──────── DATA TO USE ────────

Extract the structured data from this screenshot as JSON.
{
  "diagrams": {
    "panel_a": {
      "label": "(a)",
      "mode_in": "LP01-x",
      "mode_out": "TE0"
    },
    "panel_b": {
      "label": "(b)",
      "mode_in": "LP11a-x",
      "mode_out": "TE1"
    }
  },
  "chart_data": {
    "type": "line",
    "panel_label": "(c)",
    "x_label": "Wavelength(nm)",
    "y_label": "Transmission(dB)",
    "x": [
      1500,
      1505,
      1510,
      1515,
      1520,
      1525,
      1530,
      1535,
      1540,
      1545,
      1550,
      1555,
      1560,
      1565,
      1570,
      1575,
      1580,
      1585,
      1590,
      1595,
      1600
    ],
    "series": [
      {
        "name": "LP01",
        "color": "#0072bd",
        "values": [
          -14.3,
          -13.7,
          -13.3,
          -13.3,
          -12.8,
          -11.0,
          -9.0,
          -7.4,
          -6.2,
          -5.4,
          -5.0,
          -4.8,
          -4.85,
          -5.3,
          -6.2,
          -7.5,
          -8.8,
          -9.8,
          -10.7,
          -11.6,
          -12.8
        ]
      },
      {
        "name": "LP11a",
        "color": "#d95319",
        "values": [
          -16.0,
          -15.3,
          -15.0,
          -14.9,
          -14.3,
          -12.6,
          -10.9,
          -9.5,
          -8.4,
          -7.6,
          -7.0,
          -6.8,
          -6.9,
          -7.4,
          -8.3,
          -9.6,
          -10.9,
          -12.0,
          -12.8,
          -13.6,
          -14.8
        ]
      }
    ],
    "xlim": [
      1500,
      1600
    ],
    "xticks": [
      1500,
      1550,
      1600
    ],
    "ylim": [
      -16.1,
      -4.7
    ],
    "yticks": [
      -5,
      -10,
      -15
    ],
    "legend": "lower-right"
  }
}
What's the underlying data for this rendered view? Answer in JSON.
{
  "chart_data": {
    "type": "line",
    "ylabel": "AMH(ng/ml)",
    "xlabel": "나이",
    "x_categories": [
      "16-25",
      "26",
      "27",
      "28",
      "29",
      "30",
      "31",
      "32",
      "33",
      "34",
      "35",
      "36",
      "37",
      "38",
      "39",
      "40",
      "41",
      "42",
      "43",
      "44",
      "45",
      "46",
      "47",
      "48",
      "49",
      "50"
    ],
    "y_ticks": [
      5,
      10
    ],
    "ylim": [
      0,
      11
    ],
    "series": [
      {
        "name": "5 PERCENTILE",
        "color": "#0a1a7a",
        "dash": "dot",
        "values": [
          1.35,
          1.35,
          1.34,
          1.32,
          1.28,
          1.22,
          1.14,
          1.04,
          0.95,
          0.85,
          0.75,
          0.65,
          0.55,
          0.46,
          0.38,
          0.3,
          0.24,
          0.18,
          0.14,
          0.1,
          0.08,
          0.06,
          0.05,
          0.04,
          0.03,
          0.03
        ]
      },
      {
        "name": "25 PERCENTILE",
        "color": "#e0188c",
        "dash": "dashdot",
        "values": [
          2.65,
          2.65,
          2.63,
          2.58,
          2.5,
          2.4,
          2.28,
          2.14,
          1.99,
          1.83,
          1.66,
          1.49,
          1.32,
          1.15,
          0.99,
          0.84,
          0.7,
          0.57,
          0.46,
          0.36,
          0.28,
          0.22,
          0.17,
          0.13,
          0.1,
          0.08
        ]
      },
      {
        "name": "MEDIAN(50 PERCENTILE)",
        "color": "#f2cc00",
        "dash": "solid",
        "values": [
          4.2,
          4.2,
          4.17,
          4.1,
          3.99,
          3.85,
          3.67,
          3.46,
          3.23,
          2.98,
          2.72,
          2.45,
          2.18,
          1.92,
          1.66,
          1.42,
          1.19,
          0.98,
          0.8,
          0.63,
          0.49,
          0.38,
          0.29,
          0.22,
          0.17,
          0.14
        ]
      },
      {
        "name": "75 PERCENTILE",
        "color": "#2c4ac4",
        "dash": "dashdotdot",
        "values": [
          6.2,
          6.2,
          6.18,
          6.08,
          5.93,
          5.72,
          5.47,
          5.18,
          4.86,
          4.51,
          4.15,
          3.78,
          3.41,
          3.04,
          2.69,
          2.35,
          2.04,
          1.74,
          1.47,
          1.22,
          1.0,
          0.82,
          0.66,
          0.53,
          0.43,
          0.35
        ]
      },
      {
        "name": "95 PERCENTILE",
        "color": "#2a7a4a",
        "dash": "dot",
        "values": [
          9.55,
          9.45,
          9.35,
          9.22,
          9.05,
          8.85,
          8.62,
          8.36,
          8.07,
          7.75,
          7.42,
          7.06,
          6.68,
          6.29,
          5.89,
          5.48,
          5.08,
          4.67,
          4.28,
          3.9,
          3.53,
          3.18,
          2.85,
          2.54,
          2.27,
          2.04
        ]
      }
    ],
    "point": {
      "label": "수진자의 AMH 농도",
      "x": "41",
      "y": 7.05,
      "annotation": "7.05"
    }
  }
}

────────

PROMPT
The records above should all be quoted exactly, please.

ANSWER TO THIS TASK
Extract the structured data from this screenshot as JSON.
{
  "diagrams": {
    "panel_a": {
      "label": "(a)",
      "mode_in": "LP01-x",
      "mode_out": "TE0"
    },
    "panel_b": {
      "label": "(b)",
      "mode_in": "LP11a-x",
      "mode_out": "TE1"
    }
  },
  "chart_data": {
    "type": "line",
    "panel_label": "(c)",
    "x_label": "Wavelength(nm)",
    "y_label": "Transmission(dB)",
    "x": [
      1500,
      1505,
      1510,
      1515,
      1520,
      1525,
      1530,
      1535,
      1540,
      1545,
      1550,
      1555,
      1560,
      1565,
      1570,
      1575,
      1580,
      1585,
      1590,
      1595,
      1600
    ],
    "series": [
      {
        "name": "LP01",
        "color": "#0072bd",
        "values": [
          -14.3,
          -13.7,
          -13.3,
          -13.3,
          -12.8,
          -11.0,
          -9.0,
          -7.4,
          -6.2,
          -5.4,
          -5.0,
          -4.8,
          -4.85,
          -5.3,
          -6.2,
          -7.5,
          -8.8,
          -9.8,
          -10.7,
          -11.6,
          -12.8
        ]
      },
      {
        "name": "LP11a",
        "color": "#d95319",
        "values": [
          -16.0,
          -15.3,
          -15.0,
          -14.9,
          -14.3,
          -12.6,
          -10.9,
          -9.5,
          -8.4,
          -7.6,
          -7.0,
          -6.8,
          -6.9,
          -7.4,
          -8.3,
          -9.6,
          -10.9,
          -12.0,
          -12.8,
          -13.6,
          -14.8
        ]
      }
    ],
    "xlim": [
      1500,
      1600
    ],
    "xticks": [
      1500,
      1550,
      1600
    ],
    "ylim": [
      -16.1,
      -4.7
    ],
    "yticks": [
      -5,
      -10,
      -15
    ],
    "legend": "lower-right"
  }
}
What's the underlying data for this rendered view? Answer in JSON.
{
  "chart_data": {
    "type": "line",
    "ylabel": "AMH(ng/ml)",
    "xlabel": "나이",
    "x_categories": [
      "16-25",
      "26",
      "27",
      "28",
      "29",
      "30",
      "31",
      "32",
      "33",
      "34",
      "35",
      "36",
      "37",
      "38",
      "39",
      "40",
      "41",
      "42",
      "43",
      "44",
      "45",
      "46",
      "47",
      "48",
      "49",
      "50"
    ],
    "y_ticks": [
      5,
      10
    ],
    "ylim": [
      0,
      11
    ],
    "series": [
      {
        "name": "5 PERCENTILE",
        "color": "#0a1a7a",
        "dash": "dot",
        "values": [
          1.35,
          1.35,
          1.34,
          1.32,
          1.28,
          1.22,
          1.14,
          1.04,
          0.95,
          0.85,
          0.75,
          0.65,
          0.55,
          0.46,
          0.38,
          0.3,
          0.24,
          0.18,
          0.14,
          0.1,
          0.08,
          0.06,
          0.05,
          0.04,
          0.03,
          0.03
        ]
      },
      {
        "name": "25 PERCENTILE",
        "color": "#e0188c",
        "dash": "dashdot",
        "values": [
          2.65,
          2.65,
          2.63,
          2.58,
          2.5,
          2.4,
          2.28,
          2.14,
          1.99,
          1.83,
          1.66,
          1.49,
          1.32,
          1.15,
          0.99,
          0.84,
          0.7,
          0.57,
          0.46,
          0.36,
          0.28,
          0.22,
          0.17,
          0.13,
          0.1,
          0.08
        ]
      },
      {
        "name": "MEDIAN(50 PERCENTILE)",
        "color": "#f2cc00",
        "dash": "solid",
        "values": [
          4.2,
          4.2,
          4.17,
          4.1,
          3.99,
          3.85,
          3.67,
          3.46,
          3.23,
          2.98,
          2.72,
          2.45,
          2.18,
          1.92,
          1.66,
          1.42,
          1.19,
          0.98,
          0.8,
          0.63,
          0.49,
          0.38,
          0.29,
          0.22,
          0.17,
          0.14
        ]
      },
      {
        "name": "75 PERCENTILE",
        "color": "#2c4ac4",
        "dash": "dashdotdot",
        "values": [
          6.2,
          6.2,
          6.18,
          6.08,
          5.93,
          5.72,
          5.47,
          5.18,
          4.86,
          4.51,
          4.15,
          3.78,
          3.41,
          3.04,
          2.69,
          2.35,
          2.04,
          1.74,
          1.47,
          1.22,
          1.0,
          0.82,
          0.66,
          0.53,
          0.43,
          0.35
        ]
      },
      {
        "name": "95 PERCENTILE",
        "color": "#2a7a4a",
        "dash": "dot",
        "values": [
          9.55,
          9.45,
          9.35,
          9.22,
          9.05,
          8.85,
          8.62,
          8.36,
          8.07,
          7.75,
          7.42,
          7.06,
          6.68,
          6.29,
          5.89,
          5.48,
          5.08,
          4.67,
          4.28,
          3.9,
          3.53,
          3.18,
          2.85,
          2.54,
          2.27,
          2.04
        ]
      }
    ],
    "point": {
      "label": "수진자의 AMH 농도",
      "x": "41",
      "y": 7.05,
      "annotation": "7.05"
    }
  }
}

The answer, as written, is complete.